▶ [EXERCISE TASK]: In the data that follows, count every line holding the string "Eager" and give the count alone.

[Collected data]
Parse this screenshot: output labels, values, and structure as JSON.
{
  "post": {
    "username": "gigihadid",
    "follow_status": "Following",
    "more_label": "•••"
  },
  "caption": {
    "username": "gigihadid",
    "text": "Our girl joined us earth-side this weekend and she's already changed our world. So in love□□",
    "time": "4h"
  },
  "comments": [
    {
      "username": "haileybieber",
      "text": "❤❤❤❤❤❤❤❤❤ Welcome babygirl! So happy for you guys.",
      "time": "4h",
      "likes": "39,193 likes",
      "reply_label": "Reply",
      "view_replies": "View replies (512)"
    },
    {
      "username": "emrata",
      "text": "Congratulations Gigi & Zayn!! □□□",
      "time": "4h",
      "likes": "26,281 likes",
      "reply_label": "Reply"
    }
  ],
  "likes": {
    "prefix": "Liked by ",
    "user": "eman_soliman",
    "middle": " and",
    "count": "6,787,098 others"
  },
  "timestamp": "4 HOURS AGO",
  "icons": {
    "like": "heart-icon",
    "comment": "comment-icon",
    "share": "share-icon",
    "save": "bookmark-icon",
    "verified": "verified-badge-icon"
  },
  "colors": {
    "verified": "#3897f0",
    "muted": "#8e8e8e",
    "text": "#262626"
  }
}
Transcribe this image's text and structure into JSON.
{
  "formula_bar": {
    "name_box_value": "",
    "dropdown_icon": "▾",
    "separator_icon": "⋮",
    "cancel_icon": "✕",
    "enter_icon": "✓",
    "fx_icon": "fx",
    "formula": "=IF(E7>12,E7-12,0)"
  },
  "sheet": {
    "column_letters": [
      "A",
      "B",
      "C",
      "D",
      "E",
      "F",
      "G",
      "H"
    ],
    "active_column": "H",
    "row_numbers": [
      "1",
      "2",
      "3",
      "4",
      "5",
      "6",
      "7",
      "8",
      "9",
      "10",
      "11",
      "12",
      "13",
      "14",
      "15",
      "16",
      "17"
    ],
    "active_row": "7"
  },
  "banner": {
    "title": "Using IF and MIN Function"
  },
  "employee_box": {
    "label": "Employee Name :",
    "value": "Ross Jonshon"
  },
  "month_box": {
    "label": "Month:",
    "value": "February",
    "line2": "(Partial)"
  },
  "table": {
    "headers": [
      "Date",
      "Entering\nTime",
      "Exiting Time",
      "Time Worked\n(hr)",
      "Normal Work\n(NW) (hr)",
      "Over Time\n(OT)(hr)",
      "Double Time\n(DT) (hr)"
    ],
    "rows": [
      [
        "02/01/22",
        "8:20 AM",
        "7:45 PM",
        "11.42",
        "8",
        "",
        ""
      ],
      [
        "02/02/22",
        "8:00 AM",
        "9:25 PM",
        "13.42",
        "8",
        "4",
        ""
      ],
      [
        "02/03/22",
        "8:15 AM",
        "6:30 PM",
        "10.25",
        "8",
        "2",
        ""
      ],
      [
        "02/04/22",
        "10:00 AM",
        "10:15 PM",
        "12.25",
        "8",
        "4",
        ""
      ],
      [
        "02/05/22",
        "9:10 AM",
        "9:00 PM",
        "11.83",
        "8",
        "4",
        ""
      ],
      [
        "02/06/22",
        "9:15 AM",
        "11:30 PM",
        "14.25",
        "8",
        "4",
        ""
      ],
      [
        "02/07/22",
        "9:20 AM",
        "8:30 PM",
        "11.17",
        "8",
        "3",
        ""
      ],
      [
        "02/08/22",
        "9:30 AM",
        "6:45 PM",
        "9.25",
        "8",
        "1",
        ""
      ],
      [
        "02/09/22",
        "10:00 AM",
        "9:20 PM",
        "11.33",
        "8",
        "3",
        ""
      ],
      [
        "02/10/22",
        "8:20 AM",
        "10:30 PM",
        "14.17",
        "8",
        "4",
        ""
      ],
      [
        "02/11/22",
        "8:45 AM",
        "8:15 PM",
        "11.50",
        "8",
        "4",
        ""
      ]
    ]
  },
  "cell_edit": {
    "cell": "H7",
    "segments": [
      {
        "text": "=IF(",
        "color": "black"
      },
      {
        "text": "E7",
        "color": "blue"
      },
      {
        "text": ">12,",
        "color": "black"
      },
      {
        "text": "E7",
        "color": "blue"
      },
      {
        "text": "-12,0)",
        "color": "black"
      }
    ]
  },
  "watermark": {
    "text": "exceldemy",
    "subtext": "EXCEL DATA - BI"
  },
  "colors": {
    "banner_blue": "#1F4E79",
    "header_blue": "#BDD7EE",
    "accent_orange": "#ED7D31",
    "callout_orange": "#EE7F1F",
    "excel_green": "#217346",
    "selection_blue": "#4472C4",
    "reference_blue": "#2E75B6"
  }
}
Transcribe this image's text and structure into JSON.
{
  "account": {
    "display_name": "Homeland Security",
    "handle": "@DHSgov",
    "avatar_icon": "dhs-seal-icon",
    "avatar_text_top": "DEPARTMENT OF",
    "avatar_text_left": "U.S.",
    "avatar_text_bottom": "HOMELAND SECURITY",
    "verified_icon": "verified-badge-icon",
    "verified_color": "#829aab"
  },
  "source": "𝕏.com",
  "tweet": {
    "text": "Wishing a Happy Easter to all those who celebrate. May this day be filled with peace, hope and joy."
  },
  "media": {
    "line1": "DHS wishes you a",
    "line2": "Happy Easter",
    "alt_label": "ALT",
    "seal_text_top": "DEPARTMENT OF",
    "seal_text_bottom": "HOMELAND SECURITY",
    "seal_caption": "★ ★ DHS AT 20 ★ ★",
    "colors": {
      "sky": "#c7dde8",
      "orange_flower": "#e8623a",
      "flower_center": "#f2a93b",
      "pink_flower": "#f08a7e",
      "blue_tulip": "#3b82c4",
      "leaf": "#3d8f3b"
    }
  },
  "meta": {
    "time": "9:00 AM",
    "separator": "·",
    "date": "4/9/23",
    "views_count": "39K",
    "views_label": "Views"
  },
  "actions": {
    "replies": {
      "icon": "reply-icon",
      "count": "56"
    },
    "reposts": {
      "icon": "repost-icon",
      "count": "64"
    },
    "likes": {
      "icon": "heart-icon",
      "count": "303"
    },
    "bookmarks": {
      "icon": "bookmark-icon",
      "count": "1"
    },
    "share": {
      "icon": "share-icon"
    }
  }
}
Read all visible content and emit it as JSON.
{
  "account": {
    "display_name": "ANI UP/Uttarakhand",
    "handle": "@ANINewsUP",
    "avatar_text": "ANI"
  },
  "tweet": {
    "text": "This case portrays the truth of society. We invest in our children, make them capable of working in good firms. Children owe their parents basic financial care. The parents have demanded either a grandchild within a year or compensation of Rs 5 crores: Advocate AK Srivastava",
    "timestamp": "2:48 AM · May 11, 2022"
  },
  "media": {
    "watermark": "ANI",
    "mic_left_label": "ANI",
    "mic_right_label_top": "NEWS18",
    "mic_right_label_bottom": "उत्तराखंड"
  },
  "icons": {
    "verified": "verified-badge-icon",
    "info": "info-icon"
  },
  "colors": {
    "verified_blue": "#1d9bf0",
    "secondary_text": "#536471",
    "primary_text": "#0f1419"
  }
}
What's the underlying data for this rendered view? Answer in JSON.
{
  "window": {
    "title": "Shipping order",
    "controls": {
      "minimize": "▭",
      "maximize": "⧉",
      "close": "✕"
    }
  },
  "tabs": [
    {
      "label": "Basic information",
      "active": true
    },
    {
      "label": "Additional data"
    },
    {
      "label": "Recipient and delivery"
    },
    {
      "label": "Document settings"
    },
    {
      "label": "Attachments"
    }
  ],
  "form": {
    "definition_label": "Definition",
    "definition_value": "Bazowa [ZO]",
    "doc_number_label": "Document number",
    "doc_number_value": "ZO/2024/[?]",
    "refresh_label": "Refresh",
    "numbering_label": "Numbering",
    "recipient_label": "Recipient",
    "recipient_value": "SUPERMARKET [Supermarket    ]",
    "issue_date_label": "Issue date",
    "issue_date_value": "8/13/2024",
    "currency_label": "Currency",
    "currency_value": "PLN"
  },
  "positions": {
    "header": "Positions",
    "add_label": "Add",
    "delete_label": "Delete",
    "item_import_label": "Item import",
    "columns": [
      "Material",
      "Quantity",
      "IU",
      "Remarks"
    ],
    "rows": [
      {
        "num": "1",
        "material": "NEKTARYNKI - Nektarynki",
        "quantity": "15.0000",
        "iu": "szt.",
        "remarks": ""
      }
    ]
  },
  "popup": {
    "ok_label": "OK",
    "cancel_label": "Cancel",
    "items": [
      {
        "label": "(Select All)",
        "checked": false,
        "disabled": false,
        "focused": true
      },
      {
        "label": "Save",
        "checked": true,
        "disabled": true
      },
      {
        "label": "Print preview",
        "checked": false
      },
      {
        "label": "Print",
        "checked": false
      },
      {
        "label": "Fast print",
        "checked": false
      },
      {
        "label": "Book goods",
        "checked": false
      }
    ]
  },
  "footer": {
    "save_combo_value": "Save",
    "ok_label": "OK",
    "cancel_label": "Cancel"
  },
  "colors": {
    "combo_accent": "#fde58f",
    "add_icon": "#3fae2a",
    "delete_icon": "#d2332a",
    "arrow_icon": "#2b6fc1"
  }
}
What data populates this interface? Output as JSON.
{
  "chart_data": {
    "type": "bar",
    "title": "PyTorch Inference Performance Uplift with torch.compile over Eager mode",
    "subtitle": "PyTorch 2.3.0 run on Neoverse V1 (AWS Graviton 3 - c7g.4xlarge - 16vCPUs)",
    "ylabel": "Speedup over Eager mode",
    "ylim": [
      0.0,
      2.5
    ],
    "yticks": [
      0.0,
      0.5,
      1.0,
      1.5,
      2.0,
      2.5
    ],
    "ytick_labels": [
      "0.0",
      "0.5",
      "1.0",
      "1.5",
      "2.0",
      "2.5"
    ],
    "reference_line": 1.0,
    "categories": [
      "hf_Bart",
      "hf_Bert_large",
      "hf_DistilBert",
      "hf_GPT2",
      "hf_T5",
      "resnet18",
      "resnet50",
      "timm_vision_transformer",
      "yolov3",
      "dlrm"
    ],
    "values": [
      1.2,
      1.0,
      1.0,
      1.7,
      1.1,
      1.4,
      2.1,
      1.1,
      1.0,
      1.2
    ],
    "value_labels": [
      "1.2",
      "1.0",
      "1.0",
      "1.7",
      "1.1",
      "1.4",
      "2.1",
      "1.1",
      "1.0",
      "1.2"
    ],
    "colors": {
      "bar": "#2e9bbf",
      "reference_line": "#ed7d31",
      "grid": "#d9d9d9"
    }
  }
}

▶ [EXPECTED ANSWER]: 2